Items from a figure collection
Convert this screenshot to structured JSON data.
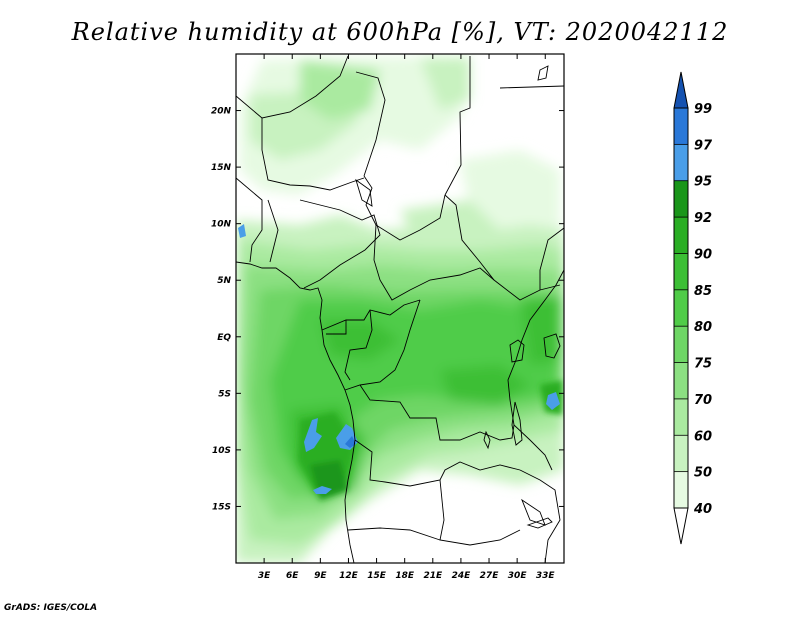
{
  "title": "Relative humidity at 600hPa [%], VT: 2020042112",
  "credit": "GrADS: IGES/COLA",
  "map": {
    "lon_range": [
      0,
      35
    ],
    "lat_range": [
      -20,
      25
    ],
    "lat_ticks": [
      {
        "value": 20,
        "label": "20N"
      },
      {
        "value": 15,
        "label": "15N"
      },
      {
        "value": 10,
        "label": "10N"
      },
      {
        "value": 5,
        "label": "5N"
      },
      {
        "value": 0,
        "label": "EQ"
      },
      {
        "value": -5,
        "label": "5S"
      },
      {
        "value": -10,
        "label": "10S"
      },
      {
        "value": -15,
        "label": "15S"
      }
    ],
    "lon_ticks": [
      {
        "value": 3,
        "label": "3E"
      },
      {
        "value": 6,
        "label": "6E"
      },
      {
        "value": 9,
        "label": "9E"
      },
      {
        "value": 12,
        "label": "12E"
      },
      {
        "value": 15,
        "label": "15E"
      },
      {
        "value": 18,
        "label": "18E"
      },
      {
        "value": 21,
        "label": "21E"
      },
      {
        "value": 24,
        "label": "24E"
      },
      {
        "value": 27,
        "label": "27E"
      },
      {
        "value": 30,
        "label": "30E"
      },
      {
        "value": 33,
        "label": "33E"
      }
    ]
  },
  "colorbar": {
    "levels": [
      "40",
      "50",
      "60",
      "70",
      "75",
      "80",
      "85",
      "90",
      "92",
      "95",
      "97",
      "99"
    ],
    "colors": [
      "#e6fae2",
      "#c8f2c0",
      "#aaeaa0",
      "#8ce082",
      "#6ed665",
      "#50cc48",
      "#3cbf35",
      "#2aae24",
      "#1a961a",
      "#4a9ee8",
      "#2a78d8",
      "#1a5ec4"
    ],
    "low_end_color": "#ffffff",
    "high_end_color": "#1552b0"
  },
  "chart_data": {
    "type": "heatmap",
    "title": "Relative humidity at 600hPa [%], VT: 2020042112",
    "x_axis": "longitude",
    "y_axis": "latitude",
    "xlim": [
      0,
      35
    ],
    "ylim": [
      -20,
      25
    ],
    "units": "%",
    "regions": [
      {
        "lon": 12,
        "lat": 0,
        "level": 85
      },
      {
        "lon": 22,
        "lat": -4,
        "level": 85
      },
      {
        "lon": 9,
        "lat": -10,
        "level": 92
      },
      {
        "lon": 12,
        "lat": -10,
        "level": 95
      },
      {
        "lon": 9,
        "lat": -14,
        "level": 95
      },
      {
        "lon": 33,
        "lat": -6,
        "level": 95
      },
      {
        "lon": 1,
        "lat": 10,
        "level": 95
      },
      {
        "lon": 20,
        "lat": 15,
        "level": 40
      },
      {
        "lon": 25,
        "lat": -13,
        "level": 60
      }
    ]
  }
}
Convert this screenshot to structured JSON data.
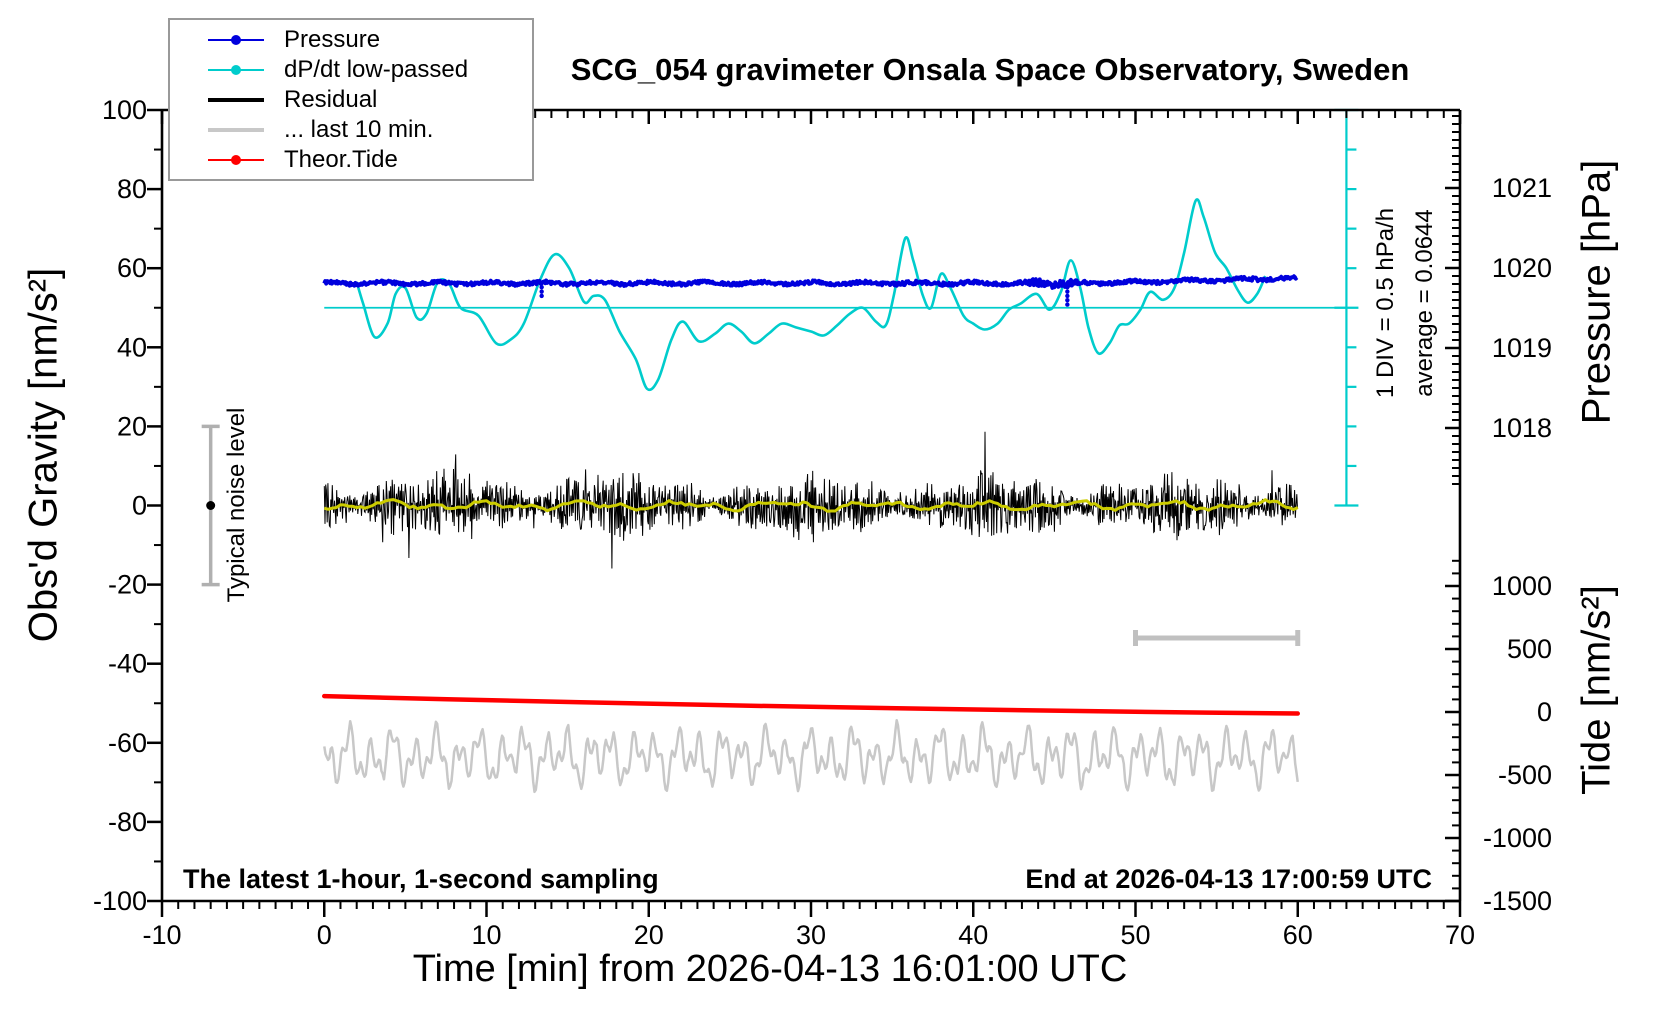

TASK REQUIREMENTS →
Reproduce the material in its entirety and word for word, without the pictures.

FULL RESPONSE →
Convert this screenshot to structured JSON data.
{
  "title": "Relative humidity at 600hPa [%], VT: 2020042112",
  "credit": "GrADS: IGES/COLA",
  "map": {
    "lon_range": [
      0,
      35
    ],
    "lat_range": [
      -20,
      25
    ],
    "lat_ticks": [
      {
        "value": 20,
        "label": "20N"
      },
      {
        "value": 15,
        "label": "15N"
      },
      {
        "value": 10,
        "label": "10N"
      },
      {
        "value": 5,
        "label": "5N"
      },
      {
        "value": 0,
        "label": "EQ"
      },
      {
        "value": -5,
        "label": "5S"
      },
      {
        "value": -10,
        "label": "10S"
      },
      {
        "value": -15,
        "label": "15S"
      }
    ],
    "lon_ticks": [
      {
        "value": 3,
        "label": "3E"
      },
      {
        "value": 6,
        "label": "6E"
      },
      {
        "value": 9,
        "label": "9E"
      },
      {
        "value": 12,
        "label": "12E"
      },
      {
        "value": 15,
        "label": "15E"
      },
      {
        "value": 18,
        "label": "18E"
      },
      {
        "value": 21,
        "label": "21E"
      },
      {
        "value": 24,
        "label": "24E"
      },
      {
        "value": 27,
        "label": "27E"
      },
      {
        "value": 30,
        "label": "30E"
      },
      {
        "value": 33,
        "label": "33E"
      }
    ]
  },
  "colorbar": {
    "levels": [
      "40",
      "50",
      "60",
      "70",
      "75",
      "80",
      "85",
      "90",
      "92",
      "95",
      "97",
      "99"
    ],
    "colors": [
      "#e6fae2",
      "#c8f2c0",
      "#aaeaa0",
      "#8ce082",
      "#6ed665",
      "#50cc48",
      "#3cbf35",
      "#2aae24",
      "#1a961a",
      "#4a9ee8",
      "#2a78d8",
      "#1a5ec4"
    ],
    "low_end_color": "#ffffff",
    "high_end_color": "#1552b0"
  },
  "chart_data": {
    "type": "heatmap",
    "title": "Relative humidity at 600hPa [%], VT: 2020042112",
    "x_axis": "longitude",
    "y_axis": "latitude",
    "xlim": [
      0,
      35
    ],
    "ylim": [
      -20,
      25
    ],
    "units": "%",
    "regions": [
      {
        "lon": 12,
        "lat": 0,
        "level": 85
      },
      {
        "lon": 22,
        "lat": -4,
        "level": 85
      },
      {
        "lon": 9,
        "lat": -10,
        "level": 92
      },
      {
        "lon": 12,
        "lat": -10,
        "level": 95
      },
      {
        "lon": 9,
        "lat": -14,
        "level": 95
      },
      {
        "lon": 33,
        "lat": -6,
        "level": 95
      },
      {
        "lon": 1,
        "lat": 10,
        "level": 95
      },
      {
        "lon": 20,
        "lat": 15,
        "level": 40
      },
      {
        "lon": 25,
        "lat": -13,
        "level": 60
      }
    ]
  }
}
Convert this screenshot to structured JSON data.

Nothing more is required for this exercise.